■ Stated goal ■
Work through the entries below and report how many lines include "Peserta". The number alone is the answer.

■ Material to process ■
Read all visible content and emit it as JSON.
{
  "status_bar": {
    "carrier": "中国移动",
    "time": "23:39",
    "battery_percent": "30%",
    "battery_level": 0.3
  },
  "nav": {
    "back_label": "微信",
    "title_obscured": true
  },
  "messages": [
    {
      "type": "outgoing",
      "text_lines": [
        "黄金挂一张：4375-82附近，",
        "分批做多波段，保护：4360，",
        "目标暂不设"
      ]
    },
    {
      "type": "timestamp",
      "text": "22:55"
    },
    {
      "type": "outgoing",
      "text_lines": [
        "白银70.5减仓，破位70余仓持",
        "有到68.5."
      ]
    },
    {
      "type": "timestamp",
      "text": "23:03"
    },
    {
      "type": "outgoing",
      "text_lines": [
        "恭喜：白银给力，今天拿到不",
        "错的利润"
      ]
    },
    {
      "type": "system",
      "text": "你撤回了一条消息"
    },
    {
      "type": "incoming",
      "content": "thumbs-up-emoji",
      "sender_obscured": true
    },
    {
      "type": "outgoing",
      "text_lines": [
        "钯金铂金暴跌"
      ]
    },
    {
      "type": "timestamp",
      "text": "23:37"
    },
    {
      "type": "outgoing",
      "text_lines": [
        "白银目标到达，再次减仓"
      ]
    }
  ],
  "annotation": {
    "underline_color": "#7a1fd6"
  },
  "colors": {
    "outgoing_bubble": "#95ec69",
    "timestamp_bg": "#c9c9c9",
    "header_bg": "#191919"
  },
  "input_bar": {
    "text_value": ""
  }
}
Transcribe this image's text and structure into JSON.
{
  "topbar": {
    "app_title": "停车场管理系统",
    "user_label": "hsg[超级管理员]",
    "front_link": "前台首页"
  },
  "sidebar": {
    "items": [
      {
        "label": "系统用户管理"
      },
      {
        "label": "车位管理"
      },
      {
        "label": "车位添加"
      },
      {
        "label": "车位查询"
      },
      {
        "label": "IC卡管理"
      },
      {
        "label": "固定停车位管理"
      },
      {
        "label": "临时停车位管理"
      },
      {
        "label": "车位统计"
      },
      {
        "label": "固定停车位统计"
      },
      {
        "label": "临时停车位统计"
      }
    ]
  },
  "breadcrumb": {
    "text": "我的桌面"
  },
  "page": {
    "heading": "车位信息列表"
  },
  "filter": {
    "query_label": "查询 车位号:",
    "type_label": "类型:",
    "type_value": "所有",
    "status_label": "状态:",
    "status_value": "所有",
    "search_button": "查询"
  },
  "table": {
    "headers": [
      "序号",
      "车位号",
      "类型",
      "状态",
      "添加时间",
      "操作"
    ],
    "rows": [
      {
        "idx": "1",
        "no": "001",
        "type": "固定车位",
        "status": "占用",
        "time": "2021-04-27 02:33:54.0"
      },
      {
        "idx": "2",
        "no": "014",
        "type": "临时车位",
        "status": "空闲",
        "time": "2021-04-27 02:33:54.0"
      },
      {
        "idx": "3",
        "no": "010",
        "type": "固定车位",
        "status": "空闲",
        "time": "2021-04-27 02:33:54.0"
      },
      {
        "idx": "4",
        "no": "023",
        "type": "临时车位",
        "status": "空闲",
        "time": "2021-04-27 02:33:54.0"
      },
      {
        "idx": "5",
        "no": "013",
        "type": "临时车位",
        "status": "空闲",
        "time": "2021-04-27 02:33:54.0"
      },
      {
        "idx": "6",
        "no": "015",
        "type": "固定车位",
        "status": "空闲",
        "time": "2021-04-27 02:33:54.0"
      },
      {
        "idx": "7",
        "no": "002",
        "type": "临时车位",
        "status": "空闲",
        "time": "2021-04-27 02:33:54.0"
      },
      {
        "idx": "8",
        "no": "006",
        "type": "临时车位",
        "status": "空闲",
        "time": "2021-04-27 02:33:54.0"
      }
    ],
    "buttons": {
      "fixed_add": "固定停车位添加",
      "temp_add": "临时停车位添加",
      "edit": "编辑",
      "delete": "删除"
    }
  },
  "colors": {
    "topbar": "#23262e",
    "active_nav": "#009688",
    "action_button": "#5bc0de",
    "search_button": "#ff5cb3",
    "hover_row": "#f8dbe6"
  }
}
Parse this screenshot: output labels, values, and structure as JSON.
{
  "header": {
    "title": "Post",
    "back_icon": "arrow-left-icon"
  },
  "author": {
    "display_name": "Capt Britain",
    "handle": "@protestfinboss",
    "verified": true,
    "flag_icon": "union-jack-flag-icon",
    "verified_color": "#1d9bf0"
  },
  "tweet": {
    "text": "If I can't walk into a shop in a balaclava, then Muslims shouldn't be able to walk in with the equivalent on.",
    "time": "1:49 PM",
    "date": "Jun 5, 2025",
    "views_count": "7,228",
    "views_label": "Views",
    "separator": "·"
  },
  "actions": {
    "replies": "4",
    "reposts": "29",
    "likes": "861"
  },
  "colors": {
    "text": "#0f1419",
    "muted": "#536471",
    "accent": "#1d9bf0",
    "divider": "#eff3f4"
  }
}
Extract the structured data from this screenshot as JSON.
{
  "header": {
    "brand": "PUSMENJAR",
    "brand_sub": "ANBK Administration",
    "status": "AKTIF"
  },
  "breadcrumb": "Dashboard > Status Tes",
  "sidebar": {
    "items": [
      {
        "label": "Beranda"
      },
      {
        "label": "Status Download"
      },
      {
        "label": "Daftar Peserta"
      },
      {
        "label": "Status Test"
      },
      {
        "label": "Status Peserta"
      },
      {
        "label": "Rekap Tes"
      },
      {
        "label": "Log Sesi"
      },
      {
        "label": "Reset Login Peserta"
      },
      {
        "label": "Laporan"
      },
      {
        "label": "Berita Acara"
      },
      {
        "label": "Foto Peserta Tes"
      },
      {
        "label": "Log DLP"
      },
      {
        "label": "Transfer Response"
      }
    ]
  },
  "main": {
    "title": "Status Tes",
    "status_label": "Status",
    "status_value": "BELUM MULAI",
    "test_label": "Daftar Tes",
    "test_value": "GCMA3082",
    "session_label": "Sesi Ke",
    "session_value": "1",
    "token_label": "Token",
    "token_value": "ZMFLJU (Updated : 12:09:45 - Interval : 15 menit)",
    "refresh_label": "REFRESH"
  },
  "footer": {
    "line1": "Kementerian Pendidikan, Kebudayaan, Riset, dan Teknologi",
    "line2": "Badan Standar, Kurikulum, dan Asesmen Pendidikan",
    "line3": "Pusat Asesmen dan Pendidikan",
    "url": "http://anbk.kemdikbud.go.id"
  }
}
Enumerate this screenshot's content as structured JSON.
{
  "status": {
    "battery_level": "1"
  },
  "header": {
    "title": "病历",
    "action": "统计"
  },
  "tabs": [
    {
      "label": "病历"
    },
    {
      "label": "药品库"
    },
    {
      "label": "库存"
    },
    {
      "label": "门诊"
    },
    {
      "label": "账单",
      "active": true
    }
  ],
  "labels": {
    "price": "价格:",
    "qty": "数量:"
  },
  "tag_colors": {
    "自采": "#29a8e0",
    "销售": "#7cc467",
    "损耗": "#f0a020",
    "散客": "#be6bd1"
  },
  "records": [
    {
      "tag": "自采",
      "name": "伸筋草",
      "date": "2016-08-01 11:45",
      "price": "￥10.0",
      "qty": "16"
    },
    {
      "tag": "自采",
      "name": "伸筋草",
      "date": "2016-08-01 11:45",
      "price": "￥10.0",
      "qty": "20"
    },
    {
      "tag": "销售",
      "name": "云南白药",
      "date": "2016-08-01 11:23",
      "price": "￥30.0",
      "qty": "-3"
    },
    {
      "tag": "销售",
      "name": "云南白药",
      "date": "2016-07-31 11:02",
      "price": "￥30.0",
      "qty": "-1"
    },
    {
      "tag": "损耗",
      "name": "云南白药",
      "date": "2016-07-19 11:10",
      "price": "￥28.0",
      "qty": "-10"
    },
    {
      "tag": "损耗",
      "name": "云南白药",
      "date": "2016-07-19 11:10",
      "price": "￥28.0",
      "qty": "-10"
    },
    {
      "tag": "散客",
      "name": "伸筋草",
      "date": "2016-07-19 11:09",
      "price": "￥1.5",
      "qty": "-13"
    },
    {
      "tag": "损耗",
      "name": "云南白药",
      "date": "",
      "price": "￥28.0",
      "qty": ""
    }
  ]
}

■ Finished answer ■
4